Leave out the pictures and repeat every record exactly.

[Extracts from a graphics dataset]
----------
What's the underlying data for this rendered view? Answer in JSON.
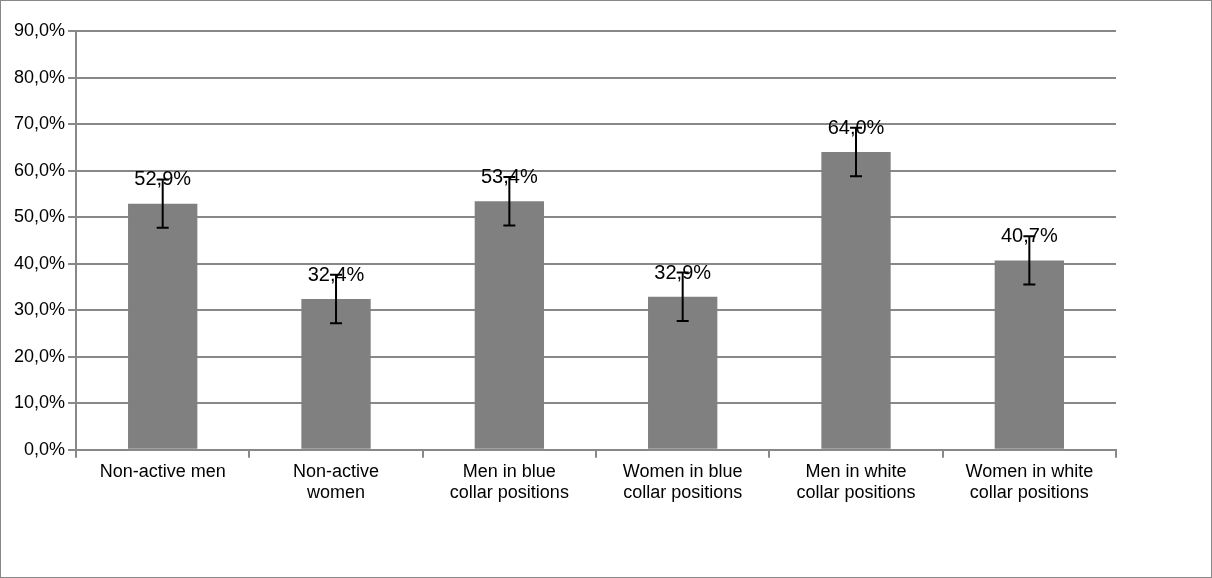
{
  "chart_data": {
    "type": "bar",
    "categories": [
      "Non-active men",
      "Non-active women",
      "Men in blue collar positions",
      "Women in blue collar positions",
      "Men in white collar positions",
      "Women in white collar positions"
    ],
    "values": [
      52.9,
      32.4,
      53.4,
      32.9,
      64.0,
      40.7
    ],
    "errors": [
      5.2,
      5.2,
      5.2,
      5.2,
      5.2,
      5.2
    ],
    "value_labels": [
      "52,9%",
      "32,4%",
      "53,4%",
      "32,9%",
      "64,0%",
      "40,7%"
    ],
    "color": "#808080",
    "ylim": [
      0,
      90
    ],
    "yticks": [
      {
        "value": 0,
        "label": "0,0%"
      },
      {
        "value": 10,
        "label": "10,0%"
      },
      {
        "value": 20,
        "label": "20,0%"
      },
      {
        "value": 30,
        "label": "30,0%"
      },
      {
        "value": 40,
        "label": "40,0%"
      },
      {
        "value": 50,
        "label": "50,0%"
      },
      {
        "value": 60,
        "label": "60,0%"
      },
      {
        "value": 70,
        "label": "70,0%"
      },
      {
        "value": 80,
        "label": "80,0%"
      },
      {
        "value": 90,
        "label": "90,0%"
      }
    ],
    "grid": "y",
    "legend": false
  }
}
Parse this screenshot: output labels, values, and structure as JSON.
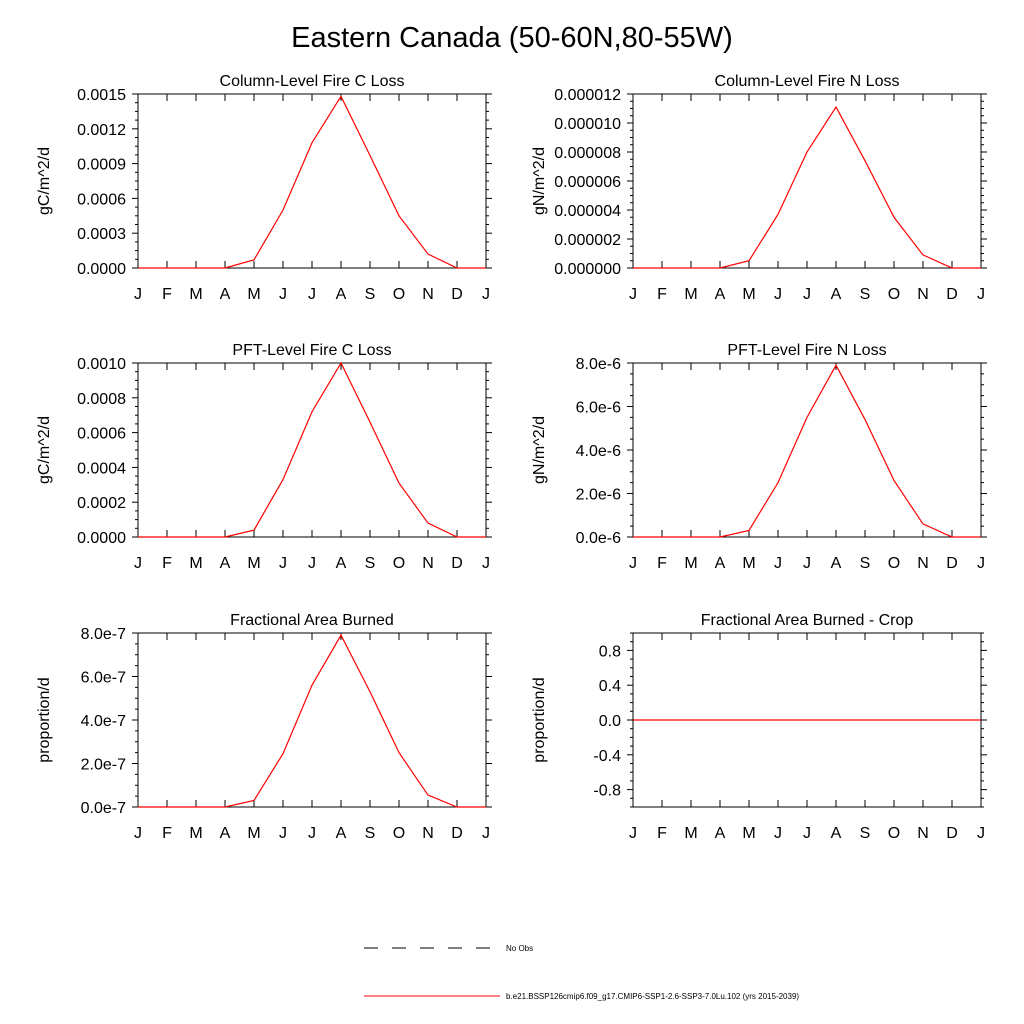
{
  "title": "Eastern Canada (50-60N,80-55W)",
  "legend": {
    "obs_label": "No Obs",
    "model_label": "b.e21.BSSP126cmip6.f09_g17.CMIP6-SSP1-2.6-SSP3-7.0Lu.102 (yrs 2015-2039)",
    "obs_color": "#000000",
    "model_color": "#ff0000"
  },
  "chart_data": [
    {
      "type": "line",
      "title": "Column-Level Fire C Loss",
      "ylabel": "gC/m^2/d",
      "categories": [
        "J",
        "F",
        "M",
        "A",
        "M",
        "J",
        "J",
        "A",
        "S",
        "O",
        "N",
        "D",
        "J"
      ],
      "ylim": [
        0,
        0.0015
      ],
      "yticks": [
        0,
        0.0003,
        0.0006,
        0.0009,
        0.0012,
        0.0015
      ],
      "ytick_labels": [
        "0.0000",
        "0.0003",
        "0.0006",
        "0.0009",
        "0.0012",
        "0.0015"
      ],
      "series": [
        {
          "values": [
            0,
            0,
            0,
            0,
            7e-05,
            0.0005,
            0.00108,
            0.00148,
            0.00097,
            0.00045,
            0.00012,
            0,
            0
          ]
        }
      ]
    },
    {
      "type": "line",
      "title": "Column-Level Fire N Loss",
      "ylabel": "gN/m^2/d",
      "categories": [
        "J",
        "F",
        "M",
        "A",
        "M",
        "J",
        "J",
        "A",
        "S",
        "O",
        "N",
        "D",
        "J"
      ],
      "ylim": [
        0,
        1.2e-05
      ],
      "yticks": [
        0,
        2e-06,
        4e-06,
        6e-06,
        8e-06,
        1e-05,
        1.2e-05
      ],
      "ytick_labels": [
        "0.000000",
        "0.000002",
        "0.000004",
        "0.000006",
        "0.000008",
        "0.000010",
        "0.000012"
      ],
      "series": [
        {
          "values": [
            0,
            0,
            0,
            0,
            5e-07,
            3.7e-06,
            8e-06,
            1.11e-05,
            7.4e-06,
            3.5e-06,
            9e-07,
            0,
            0
          ]
        }
      ]
    },
    {
      "type": "line",
      "title": "PFT-Level Fire C Loss",
      "ylabel": "gC/m^2/d",
      "categories": [
        "J",
        "F",
        "M",
        "A",
        "M",
        "J",
        "J",
        "A",
        "S",
        "O",
        "N",
        "D",
        "J"
      ],
      "ylim": [
        0,
        0.001
      ],
      "yticks": [
        0,
        0.0002,
        0.0004,
        0.0006,
        0.0008,
        0.001
      ],
      "ytick_labels": [
        "0.0000",
        "0.0002",
        "0.0004",
        "0.0006",
        "0.0008",
        "0.0010"
      ],
      "series": [
        {
          "values": [
            0,
            0,
            0,
            0,
            4e-05,
            0.00033,
            0.00072,
            0.001,
            0.00066,
            0.00031,
            8e-05,
            0,
            0
          ]
        }
      ]
    },
    {
      "type": "line",
      "title": "PFT-Level Fire N Loss",
      "ylabel": "gN/m^2/d",
      "categories": [
        "J",
        "F",
        "M",
        "A",
        "M",
        "J",
        "J",
        "A",
        "S",
        "O",
        "N",
        "D",
        "J"
      ],
      "ylim": [
        0,
        8e-06
      ],
      "yticks": [
        0,
        2e-06,
        4e-06,
        6e-06,
        8e-06
      ],
      "ytick_labels": [
        "0.0e-6",
        "2.0e-6",
        "4.0e-6",
        "6.0e-6",
        "8.0e-6"
      ],
      "series": [
        {
          "values": [
            0,
            0,
            0,
            0,
            3e-07,
            2.5e-06,
            5.5e-06,
            7.9e-06,
            5.4e-06,
            2.6e-06,
            6e-07,
            0,
            0
          ]
        }
      ]
    },
    {
      "type": "line",
      "title": "Fractional Area Burned",
      "ylabel": "proportion/d",
      "categories": [
        "J",
        "F",
        "M",
        "A",
        "M",
        "J",
        "J",
        "A",
        "S",
        "O",
        "N",
        "D",
        "J"
      ],
      "ylim": [
        0,
        8e-07
      ],
      "yticks": [
        0,
        2e-07,
        4e-07,
        6e-07,
        8e-07
      ],
      "ytick_labels": [
        "0.0e-7",
        "2.0e-7",
        "4.0e-7",
        "6.0e-7",
        "8.0e-7"
      ],
      "series": [
        {
          "values": [
            0,
            0,
            0,
            0,
            3e-08,
            2.45e-07,
            5.6e-07,
            7.9e-07,
            5.3e-07,
            2.5e-07,
            5.5e-08,
            0,
            0
          ]
        }
      ]
    },
    {
      "type": "line",
      "title": "Fractional Area Burned - Crop",
      "ylabel": "proportion/d",
      "categories": [
        "J",
        "F",
        "M",
        "A",
        "M",
        "J",
        "J",
        "A",
        "S",
        "O",
        "N",
        "D",
        "J"
      ],
      "ylim": [
        -1,
        1
      ],
      "yticks": [
        -0.8,
        -0.4,
        0,
        0.4,
        0.8
      ],
      "ytick_labels": [
        "-0.8",
        "-0.4",
        "0.0",
        "0.4",
        "0.8"
      ],
      "series": [
        {
          "values": [
            0,
            0,
            0,
            0,
            0,
            0,
            0,
            0,
            0,
            0,
            0,
            0,
            0
          ]
        }
      ]
    }
  ]
}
----------
§ **Finished task**
What's the underlying data for this rendered view? Answer in JSON.
{
  "chart_data": {
    "type": "bar",
    "categories": [
      "Non-active men",
      "Non-active women",
      "Men in blue collar positions",
      "Women in blue collar positions",
      "Men in white collar positions",
      "Women in white collar positions"
    ],
    "values": [
      52.9,
      32.4,
      53.4,
      32.9,
      64.0,
      40.7
    ],
    "errors": [
      5.2,
      5.2,
      5.2,
      5.2,
      5.2,
      5.2
    ],
    "value_labels": [
      "52,9%",
      "32,4%",
      "53,4%",
      "32,9%",
      "64,0%",
      "40,7%"
    ],
    "color": "#808080",
    "ylim": [
      0,
      90
    ],
    "yticks": [
      {
        "value": 0,
        "label": "0,0%"
      },
      {
        "value": 10,
        "label": "10,0%"
      },
      {
        "value": 20,
        "label": "20,0%"
      },
      {
        "value": 30,
        "label": "30,0%"
      },
      {
        "value": 40,
        "label": "40,0%"
      },
      {
        "value": 50,
        "label": "50,0%"
      },
      {
        "value": 60,
        "label": "60,0%"
      },
      {
        "value": 70,
        "label": "70,0%"
      },
      {
        "value": 80,
        "label": "80,0%"
      },
      {
        "value": 90,
        "label": "90,0%"
      }
    ],
    "grid": "y",
    "legend": false
  }
}
Parse this screenshot: output labels, values, and structure as JSON.
{
  "title": "Eastern Canada (50-60N,80-55W)",
  "legend": {
    "obs_label": "No Obs",
    "model_label": "b.e21.BSSP126cmip6.f09_g17.CMIP6-SSP1-2.6-SSP3-7.0Lu.102 (yrs 2015-2039)",
    "obs_color": "#000000",
    "model_color": "#ff0000"
  },
  "chart_data": [
    {
      "type": "line",
      "title": "Column-Level Fire C Loss",
      "ylabel": "gC/m^2/d",
      "categories": [
        "J",
        "F",
        "M",
        "A",
        "M",
        "J",
        "J",
        "A",
        "S",
        "O",
        "N",
        "D",
        "J"
      ],
      "ylim": [
        0,
        0.0015
      ],
      "yticks": [
        0,
        0.0003,
        0.0006,
        0.0009,
        0.0012,
        0.0015
      ],
      "ytick_labels": [
        "0.0000",
        "0.0003",
        "0.0006",
        "0.0009",
        "0.0012",
        "0.0015"
      ],
      "series": [
        {
          "values": [
            0,
            0,
            0,
            0,
            7e-05,
            0.0005,
            0.00108,
            0.00148,
            0.00097,
            0.00045,
            0.00012,
            0,
            0
          ]
        }
      ]
    },
    {
      "type": "line",
      "title": "Column-Level Fire N Loss",
      "ylabel": "gN/m^2/d",
      "categories": [
        "J",
        "F",
        "M",
        "A",
        "M",
        "J",
        "J",
        "A",
        "S",
        "O",
        "N",
        "D",
        "J"
      ],
      "ylim": [
        0,
        1.2e-05
      ],
      "yticks": [
        0,
        2e-06,
        4e-06,
        6e-06,
        8e-06,
        1e-05,
        1.2e-05
      ],
      "ytick_labels": [
        "0.000000",
        "0.000002",
        "0.000004",
        "0.000006",
        "0.000008",
        "0.000010",
        "0.000012"
      ],
      "series": [
        {
          "values": [
            0,
            0,
            0,
            0,
            5e-07,
            3.7e-06,
            8e-06,
            1.11e-05,
            7.4e-06,
            3.5e-06,
            9e-07,
            0,
            0
          ]
        }
      ]
    },
    {
      "type": "line",
      "title": "PFT-Level Fire C Loss",
      "ylabel": "gC/m^2/d",
      "categories": [
        "J",
        "F",
        "M",
        "A",
        "M",
        "J",
        "J",
        "A",
        "S",
        "O",
        "N",
        "D",
        "J"
      ],
      "ylim": [
        0,
        0.001
      ],
      "yticks": [
        0,
        0.0002,
        0.0004,
        0.0006,
        0.0008,
        0.001
      ],
      "ytick_labels": [
        "0.0000",
        "0.0002",
        "0.0004",
        "0.0006",
        "0.0008",
        "0.0010"
      ],
      "series": [
        {
          "values": [
            0,
            0,
            0,
            0,
            4e-05,
            0.00033,
            0.00072,
            0.001,
            0.00066,
            0.00031,
            8e-05,
            0,
            0
          ]
        }
      ]
    },
    {
      "type": "line",
      "title": "PFT-Level Fire N Loss",
      "ylabel": "gN/m^2/d",
      "categories": [
        "J",
        "F",
        "M",
        "A",
        "M",
        "J",
        "J",
        "A",
        "S",
        "O",
        "N",
        "D",
        "J"
      ],
      "ylim": [
        0,
        8e-06
      ],
      "yticks": [
        0,
        2e-06,
        4e-06,
        6e-06,
        8e-06
      ],
      "ytick_labels": [
        "0.0e-6",
        "2.0e-6",
        "4.0e-6",
        "6.0e-6",
        "8.0e-6"
      ],
      "series": [
        {
          "values": [
            0,
            0,
            0,
            0,
            3e-07,
            2.5e-06,
            5.5e-06,
            7.9e-06,
            5.4e-06,
            2.6e-06,
            6e-07,
            0,
            0
          ]
        }
      ]
    },
    {
      "type": "line",
      "title": "Fractional Area Burned",
      "ylabel": "proportion/d",
      "categories": [
        "J",
        "F",
        "M",
        "A",
        "M",
        "J",
        "J",
        "A",
        "S",
        "O",
        "N",
        "D",
        "J"
      ],
      "ylim": [
        0,
        8e-07
      ],
      "yticks": [
        0,
        2e-07,
        4e-07,
        6e-07,
        8e-07
      ],
      "ytick_labels": [
        "0.0e-7",
        "2.0e-7",
        "4.0e-7",
        "6.0e-7",
        "8.0e-7"
      ],
      "series": [
        {
          "values": [
            0,
            0,
            0,
            0,
            3e-08,
            2.45e-07,
            5.6e-07,
            7.9e-07,
            5.3e-07,
            2.5e-07,
            5.5e-08,
            0,
            0
          ]
        }
      ]
    },
    {
      "type": "line",
      "title": "Fractional Area Burned - Crop",
      "ylabel": "proportion/d",
      "categories": [
        "J",
        "F",
        "M",
        "A",
        "M",
        "J",
        "J",
        "A",
        "S",
        "O",
        "N",
        "D",
        "J"
      ],
      "ylim": [
        -1,
        1
      ],
      "yticks": [
        -0.8,
        -0.4,
        0,
        0.4,
        0.8
      ],
      "ytick_labels": [
        "-0.8",
        "-0.4",
        "0.0",
        "0.4",
        "0.8"
      ],
      "series": [
        {
          "values": [
            0,
            0,
            0,
            0,
            0,
            0,
            0,
            0,
            0,
            0,
            0,
            0,
            0
          ]
        }
      ]
    }
  ]
}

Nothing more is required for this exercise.